-------- Extracted information

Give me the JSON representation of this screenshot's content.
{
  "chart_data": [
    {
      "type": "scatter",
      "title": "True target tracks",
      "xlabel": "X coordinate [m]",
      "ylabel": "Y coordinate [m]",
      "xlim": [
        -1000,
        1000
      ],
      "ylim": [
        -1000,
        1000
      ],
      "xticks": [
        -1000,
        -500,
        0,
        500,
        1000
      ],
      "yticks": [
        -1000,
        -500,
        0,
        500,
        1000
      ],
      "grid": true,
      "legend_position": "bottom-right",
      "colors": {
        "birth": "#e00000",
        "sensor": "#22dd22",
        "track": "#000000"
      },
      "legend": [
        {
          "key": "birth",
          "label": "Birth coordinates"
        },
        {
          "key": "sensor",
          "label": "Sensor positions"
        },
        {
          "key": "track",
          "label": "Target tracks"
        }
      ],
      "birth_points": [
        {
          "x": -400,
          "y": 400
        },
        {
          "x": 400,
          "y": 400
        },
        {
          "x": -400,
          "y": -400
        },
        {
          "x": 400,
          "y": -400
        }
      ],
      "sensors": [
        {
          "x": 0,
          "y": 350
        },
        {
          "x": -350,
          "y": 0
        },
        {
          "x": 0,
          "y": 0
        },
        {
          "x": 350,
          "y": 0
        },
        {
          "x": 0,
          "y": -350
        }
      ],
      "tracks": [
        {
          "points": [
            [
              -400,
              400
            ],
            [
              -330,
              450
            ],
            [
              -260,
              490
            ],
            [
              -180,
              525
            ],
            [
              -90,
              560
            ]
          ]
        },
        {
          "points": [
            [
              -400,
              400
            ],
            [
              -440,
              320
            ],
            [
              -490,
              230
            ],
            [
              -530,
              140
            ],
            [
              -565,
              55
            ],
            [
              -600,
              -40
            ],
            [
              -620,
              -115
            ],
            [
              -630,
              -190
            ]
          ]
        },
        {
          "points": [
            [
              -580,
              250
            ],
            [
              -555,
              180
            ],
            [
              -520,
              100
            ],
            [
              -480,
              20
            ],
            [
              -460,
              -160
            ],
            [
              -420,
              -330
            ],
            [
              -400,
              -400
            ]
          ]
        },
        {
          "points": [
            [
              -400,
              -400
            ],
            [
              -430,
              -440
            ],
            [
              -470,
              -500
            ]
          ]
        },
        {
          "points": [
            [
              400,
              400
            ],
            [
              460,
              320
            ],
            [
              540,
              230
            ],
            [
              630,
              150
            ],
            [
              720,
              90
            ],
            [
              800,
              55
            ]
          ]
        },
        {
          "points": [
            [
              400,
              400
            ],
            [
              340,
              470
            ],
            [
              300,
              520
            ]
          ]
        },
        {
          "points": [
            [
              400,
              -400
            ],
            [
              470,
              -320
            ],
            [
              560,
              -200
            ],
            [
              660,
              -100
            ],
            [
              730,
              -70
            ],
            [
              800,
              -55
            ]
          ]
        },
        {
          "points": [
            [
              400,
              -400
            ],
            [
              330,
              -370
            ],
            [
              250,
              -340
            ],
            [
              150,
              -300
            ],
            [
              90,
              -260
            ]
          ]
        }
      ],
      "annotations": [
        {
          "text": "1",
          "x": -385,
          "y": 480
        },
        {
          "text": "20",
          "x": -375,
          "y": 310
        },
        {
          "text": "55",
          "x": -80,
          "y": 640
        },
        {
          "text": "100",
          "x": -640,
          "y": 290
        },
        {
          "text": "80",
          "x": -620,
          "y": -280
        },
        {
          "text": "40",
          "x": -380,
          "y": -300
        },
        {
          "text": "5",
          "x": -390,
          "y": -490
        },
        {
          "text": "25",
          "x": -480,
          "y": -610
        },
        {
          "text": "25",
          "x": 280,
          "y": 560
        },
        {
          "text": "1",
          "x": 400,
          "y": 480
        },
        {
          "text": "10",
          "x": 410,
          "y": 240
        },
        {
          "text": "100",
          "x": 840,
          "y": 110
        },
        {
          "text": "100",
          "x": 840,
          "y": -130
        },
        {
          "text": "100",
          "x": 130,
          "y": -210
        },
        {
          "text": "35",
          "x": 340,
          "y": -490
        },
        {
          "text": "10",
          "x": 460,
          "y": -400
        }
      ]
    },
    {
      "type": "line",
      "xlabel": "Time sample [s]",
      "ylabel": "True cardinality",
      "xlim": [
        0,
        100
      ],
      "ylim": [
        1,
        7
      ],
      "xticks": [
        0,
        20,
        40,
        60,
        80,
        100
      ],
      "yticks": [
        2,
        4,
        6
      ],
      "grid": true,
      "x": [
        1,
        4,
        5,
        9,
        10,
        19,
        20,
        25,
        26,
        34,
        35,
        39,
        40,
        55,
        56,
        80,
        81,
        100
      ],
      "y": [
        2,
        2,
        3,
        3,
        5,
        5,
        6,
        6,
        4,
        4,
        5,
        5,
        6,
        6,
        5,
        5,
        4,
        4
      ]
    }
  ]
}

----------------

> _Exercise objective_:
Copy all of the material word for word.

> _Problem solution_:
Give me the JSON representation of this screenshot's content.
{
  "chart_data": [
    {
      "type": "scatter",
      "title": "True target tracks",
      "xlabel": "X coordinate [m]",
      "ylabel": "Y coordinate [m]",
      "xlim": [
        -1000,
        1000
      ],
      "ylim": [
        -1000,
        1000
      ],
      "xticks": [
        -1000,
        -500,
        0,
        500,
        1000
      ],
      "yticks": [
        -1000,
        -500,
        0,
        500,
        1000
      ],
      "grid": true,
      "legend_position": "bottom-right",
      "colors": {
        "birth": "#e00000",
        "sensor": "#22dd22",
        "track": "#000000"
      },
      "legend": [
        {
          "key": "birth",
          "label": "Birth coordinates"
        },
        {
          "key": "sensor",
          "label": "Sensor positions"
        },
        {
          "key": "track",
          "label": "Target tracks"
        }
      ],
      "birth_points": [
        {
          "x": -400,
          "y": 400
        },
        {
          "x": 400,
          "y": 400
        },
        {
          "x": -400,
          "y": -400
        },
        {
          "x": 400,
          "y": -400
        }
      ],
      "sensors": [
        {
          "x": 0,
          "y": 350
        },
        {
          "x": -350,
          "y": 0
        },
        {
          "x": 0,
          "y": 0
        },
        {
          "x": 350,
          "y": 0
        },
        {
          "x": 0,
          "y": -350
        }
      ],
      "tracks": [
        {
          "points": [
            [
              -400,
              400
            ],
            [
              -330,
              450
            ],
            [
              -260,
              490
            ],
            [
              -180,
              525
            ],
            [
              -90,
              560
            ]
          ]
        },
        {
          "points": [
            [
              -400,
              400
            ],
            [
              -440,
              320
            ],
            [
              -490,
              230
            ],
            [
              -530,
              140
            ],
            [
              -565,
              55
            ],
            [
              -600,
              -40
            ],
            [
              -620,
              -115
            ],
            [
              -630,
              -190
            ]
          ]
        },
        {
          "points": [
            [
              -580,
              250
            ],
            [
              -555,
              180
            ],
            [
              -520,
              100
            ],
            [
              -480,
              20
            ],
            [
              -460,
              -160
            ],
            [
              -420,
              -330
            ],
            [
              -400,
              -400
            ]
          ]
        },
        {
          "points": [
            [
              -400,
              -400
            ],
            [
              -430,
              -440
            ],
            [
              -470,
              -500
            ]
          ]
        },
        {
          "points": [
            [
              400,
              400
            ],
            [
              460,
              320
            ],
            [
              540,
              230
            ],
            [
              630,
              150
            ],
            [
              720,
              90
            ],
            [
              800,
              55
            ]
          ]
        },
        {
          "points": [
            [
              400,
              400
            ],
            [
              340,
              470
            ],
            [
              300,
              520
            ]
          ]
        },
        {
          "points": [
            [
              400,
              -400
            ],
            [
              470,
              -320
            ],
            [
              560,
              -200
            ],
            [
              660,
              -100
            ],
            [
              730,
              -70
            ],
            [
              800,
              -55
            ]
          ]
        },
        {
          "points": [
            [
              400,
              -400
            ],
            [
              330,
              -370
            ],
            [
              250,
              -340
            ],
            [
              150,
              -300
            ],
            [
              90,
              -260
            ]
          ]
        }
      ],
      "annotations": [
        {
          "text": "1",
          "x": -385,
          "y": 480
        },
        {
          "text": "20",
          "x": -375,
          "y": 310
        },
        {
          "text": "55",
          "x": -80,
          "y": 640
        },
        {
          "text": "100",
          "x": -640,
          "y": 290
        },
        {
          "text": "80",
          "x": -620,
          "y": -280
        },
        {
          "text": "40",
          "x": -380,
          "y": -300
        },
        {
          "text": "5",
          "x": -390,
          "y": -490
        },
        {
          "text": "25",
          "x": -480,
          "y": -610
        },
        {
          "text": "25",
          "x": 280,
          "y": 560
        },
        {
          "text": "1",
          "x": 400,
          "y": 480
        },
        {
          "text": "10",
          "x": 410,
          "y": 240
        },
        {
          "text": "100",
          "x": 840,
          "y": 110
        },
        {
          "text": "100",
          "x": 840,
          "y": -130
        },
        {
          "text": "100",
          "x": 130,
          "y": -210
        },
        {
          "text": "35",
          "x": 340,
          "y": -490
        },
        {
          "text": "10",
          "x": 460,
          "y": -400
        }
      ]
    },
    {
      "type": "line",
      "xlabel": "Time sample [s]",
      "ylabel": "True cardinality",
      "xlim": [
        0,
        100
      ],
      "ylim": [
        1,
        7
      ],
      "xticks": [
        0,
        20,
        40,
        60,
        80,
        100
      ],
      "yticks": [
        2,
        4,
        6
      ],
      "grid": true,
      "x": [
        1,
        4,
        5,
        9,
        10,
        19,
        20,
        25,
        26,
        34,
        35,
        39,
        40,
        55,
        56,
        80,
        81,
        100
      ],
      "y": [
        2,
        2,
        3,
        3,
        5,
        5,
        6,
        6,
        4,
        4,
        5,
        5,
        6,
        6,
        5,
        5,
        4,
        4
      ]
    }
  ]
}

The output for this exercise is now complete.